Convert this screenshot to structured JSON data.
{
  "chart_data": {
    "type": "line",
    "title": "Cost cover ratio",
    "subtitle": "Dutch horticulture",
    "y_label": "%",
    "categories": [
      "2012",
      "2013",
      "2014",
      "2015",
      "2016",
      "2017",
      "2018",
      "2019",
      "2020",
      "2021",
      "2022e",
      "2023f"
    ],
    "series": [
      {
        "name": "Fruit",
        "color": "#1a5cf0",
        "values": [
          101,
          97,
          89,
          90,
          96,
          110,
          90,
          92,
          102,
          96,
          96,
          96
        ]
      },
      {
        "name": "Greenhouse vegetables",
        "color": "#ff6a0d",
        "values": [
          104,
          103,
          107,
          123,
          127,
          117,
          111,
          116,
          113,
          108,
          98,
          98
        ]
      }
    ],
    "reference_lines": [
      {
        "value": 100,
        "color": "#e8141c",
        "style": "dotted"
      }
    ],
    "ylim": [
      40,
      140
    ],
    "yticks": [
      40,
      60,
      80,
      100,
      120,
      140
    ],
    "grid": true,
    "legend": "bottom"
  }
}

==

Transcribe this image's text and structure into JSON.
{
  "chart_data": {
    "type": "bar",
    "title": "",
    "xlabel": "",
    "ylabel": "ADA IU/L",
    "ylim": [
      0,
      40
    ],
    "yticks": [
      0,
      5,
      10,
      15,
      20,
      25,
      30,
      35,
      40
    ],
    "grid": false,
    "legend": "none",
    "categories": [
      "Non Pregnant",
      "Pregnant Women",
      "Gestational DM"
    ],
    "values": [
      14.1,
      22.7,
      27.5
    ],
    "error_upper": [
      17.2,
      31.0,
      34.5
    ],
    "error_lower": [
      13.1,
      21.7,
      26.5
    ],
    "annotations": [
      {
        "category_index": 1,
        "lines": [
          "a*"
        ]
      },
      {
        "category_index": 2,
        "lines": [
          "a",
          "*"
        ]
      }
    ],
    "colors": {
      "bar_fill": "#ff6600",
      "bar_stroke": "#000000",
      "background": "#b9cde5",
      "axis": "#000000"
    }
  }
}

**SET EXERCISE**
The word "name" appears in how many lines of the records? Give the number only.

**RESPONSE**
2